◆ **What is asked**: Drop the pictures, then extract the listing word for word.

◆ **Records shown**:
========

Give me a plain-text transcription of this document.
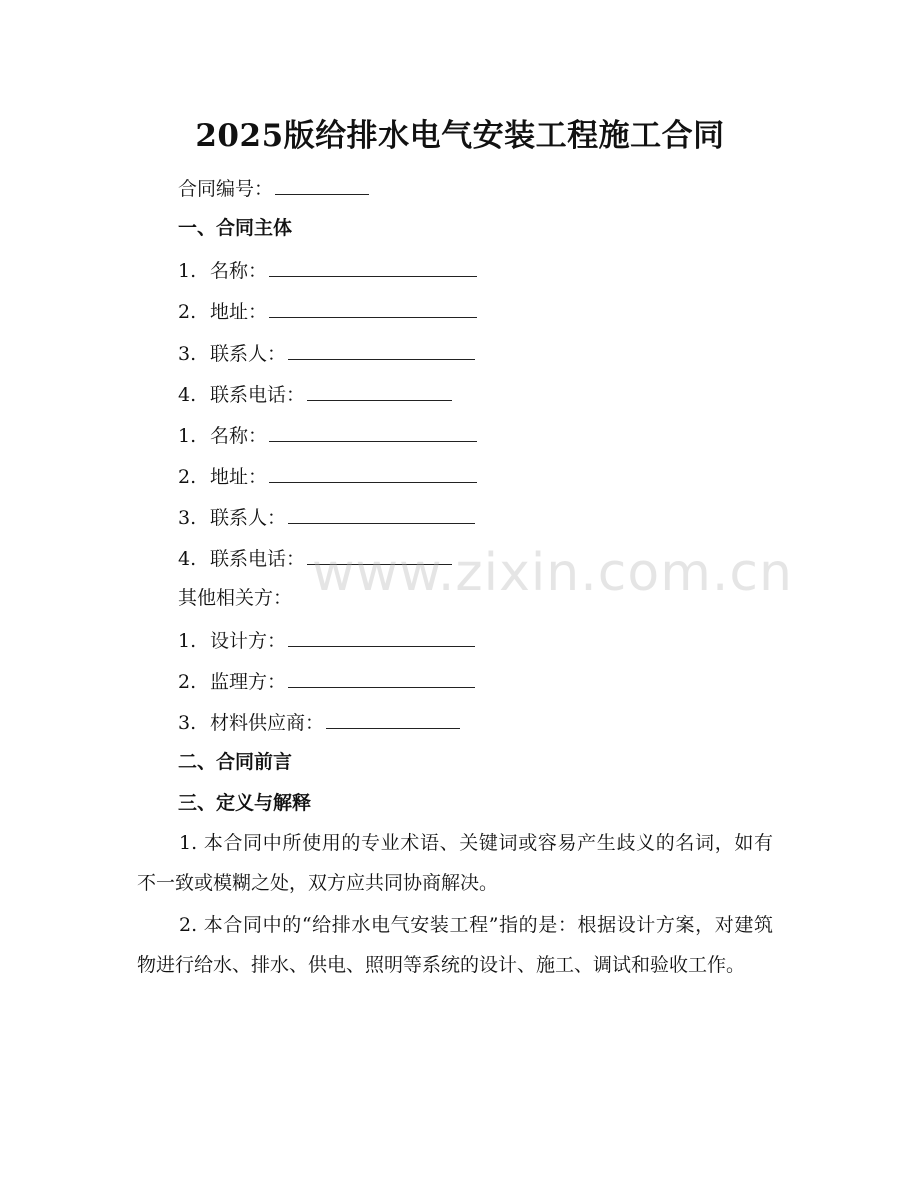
2025版给排水电气安装工程施工合同
合同编号：
一、合同主体
1. 名称：
2. 地址：
3. 联系人：
4. 联系电话：
1. 名称：
2. 地址：
3. 联系人：
4. 联系电话：
其他相关方：
1. 设计方：
2. 监理方：
3. 材料供应商：
二、合同前言
三、定义与解释
1. 本合同中所使用的专业术语、关键词或容易产生歧义的名词，如有不一致或模糊之处，双方应共同协商解决。
2. 本合同中的“给排水电气安装工程”指的是：根据设计方案，对建筑物进行给水、排水、供电、照明等系统的设计、施工、调试和验收工作。
www.zixin.com.cn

========

◆ **Task result**:
Give me a plain-text transcription of this document.
2025版给排水电气安装工程施工合同
合同编号：
一、合同主体
1. 名称：
2. 地址：
3. 联系人：
4. 联系电话：
1. 名称：
2. 地址：
3. 联系人：
4. 联系电话：
其他相关方：
1. 设计方：
2. 监理方：
3. 材料供应商：
二、合同前言
三、定义与解释
1. 本合同中所使用的专业术语、关键词或容易产生歧义的名词，如有不一致或模糊之处，双方应共同协商解决。
2. 本合同中的“给排水电气安装工程”指的是：根据设计方案，对建筑物进行给水、排水、供电、照明等系统的设计、施工、调试和验收工作。
www.zixin.com.cn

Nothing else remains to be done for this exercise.